* **REQUEST**:
In the listing below, locate the lines bearing the word "realidad". Copy every one of them.
## begin
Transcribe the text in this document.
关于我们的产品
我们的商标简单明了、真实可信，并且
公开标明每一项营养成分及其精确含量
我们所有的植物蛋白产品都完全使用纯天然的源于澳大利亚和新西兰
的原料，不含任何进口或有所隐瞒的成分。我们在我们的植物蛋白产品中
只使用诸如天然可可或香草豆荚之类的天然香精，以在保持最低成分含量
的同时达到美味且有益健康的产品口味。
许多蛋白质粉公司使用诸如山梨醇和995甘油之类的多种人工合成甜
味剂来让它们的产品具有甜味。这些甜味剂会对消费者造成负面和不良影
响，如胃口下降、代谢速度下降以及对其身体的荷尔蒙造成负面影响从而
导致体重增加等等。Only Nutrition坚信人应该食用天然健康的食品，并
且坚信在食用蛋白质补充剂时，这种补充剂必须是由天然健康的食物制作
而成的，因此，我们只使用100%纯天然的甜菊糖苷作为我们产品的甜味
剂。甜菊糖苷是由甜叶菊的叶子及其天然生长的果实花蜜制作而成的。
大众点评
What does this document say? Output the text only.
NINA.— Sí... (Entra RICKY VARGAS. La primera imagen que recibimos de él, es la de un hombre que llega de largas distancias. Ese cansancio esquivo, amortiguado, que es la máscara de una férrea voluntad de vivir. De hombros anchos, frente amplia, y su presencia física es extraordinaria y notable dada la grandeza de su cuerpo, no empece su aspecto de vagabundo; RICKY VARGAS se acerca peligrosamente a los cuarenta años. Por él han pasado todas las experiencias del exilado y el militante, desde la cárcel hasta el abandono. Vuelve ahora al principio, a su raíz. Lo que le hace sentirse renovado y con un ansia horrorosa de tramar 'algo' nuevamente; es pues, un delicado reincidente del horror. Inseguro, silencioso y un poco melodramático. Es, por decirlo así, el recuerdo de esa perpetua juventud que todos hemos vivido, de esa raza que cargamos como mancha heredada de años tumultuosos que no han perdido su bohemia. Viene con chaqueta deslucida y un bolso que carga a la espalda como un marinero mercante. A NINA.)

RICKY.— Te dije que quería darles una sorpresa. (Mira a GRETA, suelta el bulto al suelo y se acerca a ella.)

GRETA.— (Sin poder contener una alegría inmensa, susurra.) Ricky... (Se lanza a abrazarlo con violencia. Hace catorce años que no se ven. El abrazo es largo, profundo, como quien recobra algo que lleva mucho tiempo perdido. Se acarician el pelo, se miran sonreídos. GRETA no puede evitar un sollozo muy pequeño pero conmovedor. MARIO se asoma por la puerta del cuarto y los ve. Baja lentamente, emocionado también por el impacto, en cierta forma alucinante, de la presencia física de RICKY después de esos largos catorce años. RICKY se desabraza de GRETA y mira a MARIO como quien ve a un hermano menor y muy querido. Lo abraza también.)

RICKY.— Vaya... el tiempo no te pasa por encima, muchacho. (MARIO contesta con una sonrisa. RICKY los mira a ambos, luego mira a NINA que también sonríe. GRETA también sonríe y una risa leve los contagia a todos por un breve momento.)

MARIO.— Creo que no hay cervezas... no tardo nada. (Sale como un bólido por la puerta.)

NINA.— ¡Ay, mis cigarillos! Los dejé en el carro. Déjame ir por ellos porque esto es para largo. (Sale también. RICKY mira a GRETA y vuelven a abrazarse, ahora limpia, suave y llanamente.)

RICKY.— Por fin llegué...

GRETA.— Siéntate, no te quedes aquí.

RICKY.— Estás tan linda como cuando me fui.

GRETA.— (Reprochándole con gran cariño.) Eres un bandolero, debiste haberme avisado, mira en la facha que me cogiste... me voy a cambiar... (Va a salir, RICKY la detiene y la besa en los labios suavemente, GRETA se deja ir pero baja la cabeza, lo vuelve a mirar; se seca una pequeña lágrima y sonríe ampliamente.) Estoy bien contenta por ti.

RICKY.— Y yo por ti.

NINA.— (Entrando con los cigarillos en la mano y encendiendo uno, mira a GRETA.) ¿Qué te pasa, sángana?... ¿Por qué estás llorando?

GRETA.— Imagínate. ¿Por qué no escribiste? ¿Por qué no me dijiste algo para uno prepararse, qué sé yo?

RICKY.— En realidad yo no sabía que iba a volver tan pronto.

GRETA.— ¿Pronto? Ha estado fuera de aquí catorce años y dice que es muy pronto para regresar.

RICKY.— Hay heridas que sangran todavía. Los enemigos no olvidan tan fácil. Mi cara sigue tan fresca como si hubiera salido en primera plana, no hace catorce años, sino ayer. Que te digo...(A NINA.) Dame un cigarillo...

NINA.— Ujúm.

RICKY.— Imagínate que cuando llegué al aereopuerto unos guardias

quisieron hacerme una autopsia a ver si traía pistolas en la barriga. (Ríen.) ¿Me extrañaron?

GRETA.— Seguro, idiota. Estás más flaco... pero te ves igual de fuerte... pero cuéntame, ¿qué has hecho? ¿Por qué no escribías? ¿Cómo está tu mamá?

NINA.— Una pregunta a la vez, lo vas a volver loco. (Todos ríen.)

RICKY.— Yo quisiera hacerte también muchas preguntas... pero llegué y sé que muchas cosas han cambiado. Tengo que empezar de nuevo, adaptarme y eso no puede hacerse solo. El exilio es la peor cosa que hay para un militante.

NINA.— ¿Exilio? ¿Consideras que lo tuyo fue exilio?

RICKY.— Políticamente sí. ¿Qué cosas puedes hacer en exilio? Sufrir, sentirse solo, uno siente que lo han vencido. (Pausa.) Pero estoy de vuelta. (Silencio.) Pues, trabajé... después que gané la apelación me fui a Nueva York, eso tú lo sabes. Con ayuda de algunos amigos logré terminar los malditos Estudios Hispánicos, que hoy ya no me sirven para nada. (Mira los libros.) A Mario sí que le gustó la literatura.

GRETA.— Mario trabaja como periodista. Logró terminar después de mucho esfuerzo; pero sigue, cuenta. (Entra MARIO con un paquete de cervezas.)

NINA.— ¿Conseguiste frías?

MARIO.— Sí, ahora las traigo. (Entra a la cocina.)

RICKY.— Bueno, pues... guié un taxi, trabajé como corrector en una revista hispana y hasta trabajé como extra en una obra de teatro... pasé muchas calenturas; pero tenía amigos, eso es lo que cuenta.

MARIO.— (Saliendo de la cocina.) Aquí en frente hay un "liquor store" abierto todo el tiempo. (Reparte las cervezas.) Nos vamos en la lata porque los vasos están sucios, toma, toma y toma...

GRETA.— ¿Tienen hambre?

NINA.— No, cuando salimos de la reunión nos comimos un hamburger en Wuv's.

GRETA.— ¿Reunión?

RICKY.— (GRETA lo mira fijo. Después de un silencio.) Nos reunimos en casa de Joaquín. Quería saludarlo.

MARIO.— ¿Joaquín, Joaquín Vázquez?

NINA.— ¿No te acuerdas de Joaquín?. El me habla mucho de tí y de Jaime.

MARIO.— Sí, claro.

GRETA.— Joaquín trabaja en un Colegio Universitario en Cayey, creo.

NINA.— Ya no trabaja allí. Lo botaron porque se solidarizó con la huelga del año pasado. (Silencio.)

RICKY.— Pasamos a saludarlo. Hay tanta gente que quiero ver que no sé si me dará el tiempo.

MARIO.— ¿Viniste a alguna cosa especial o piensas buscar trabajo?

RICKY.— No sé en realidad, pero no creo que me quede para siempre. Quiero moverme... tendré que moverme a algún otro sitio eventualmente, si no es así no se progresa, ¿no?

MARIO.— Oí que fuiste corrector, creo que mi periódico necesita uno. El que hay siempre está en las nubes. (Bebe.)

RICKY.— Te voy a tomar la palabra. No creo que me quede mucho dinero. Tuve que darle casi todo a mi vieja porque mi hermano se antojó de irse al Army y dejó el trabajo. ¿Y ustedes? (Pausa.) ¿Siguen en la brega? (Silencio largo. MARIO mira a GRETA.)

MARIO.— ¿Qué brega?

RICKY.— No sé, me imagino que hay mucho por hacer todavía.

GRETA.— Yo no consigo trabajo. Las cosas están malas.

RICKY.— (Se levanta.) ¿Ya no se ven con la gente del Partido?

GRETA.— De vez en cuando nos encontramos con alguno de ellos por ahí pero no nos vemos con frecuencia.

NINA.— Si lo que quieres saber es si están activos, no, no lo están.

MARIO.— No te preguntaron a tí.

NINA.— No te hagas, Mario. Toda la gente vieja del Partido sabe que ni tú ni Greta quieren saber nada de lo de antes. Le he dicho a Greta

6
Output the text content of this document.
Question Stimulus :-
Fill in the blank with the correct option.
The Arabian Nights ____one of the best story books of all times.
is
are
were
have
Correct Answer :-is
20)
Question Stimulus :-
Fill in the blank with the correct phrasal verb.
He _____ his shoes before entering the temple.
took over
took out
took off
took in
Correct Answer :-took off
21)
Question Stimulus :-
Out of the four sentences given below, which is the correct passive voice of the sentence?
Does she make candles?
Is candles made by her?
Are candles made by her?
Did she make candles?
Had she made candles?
## end
* **TASK OUTPUT**:
RICKY.— En realidad yo no sabía que iba a volver tan pronto.
RICKY.— No sé en realidad, pero no creo que me quede para siempre. Quiero moverme... tendré que moverme a algún otro sitio eventualmente, si no es así no se progresa, ¿no?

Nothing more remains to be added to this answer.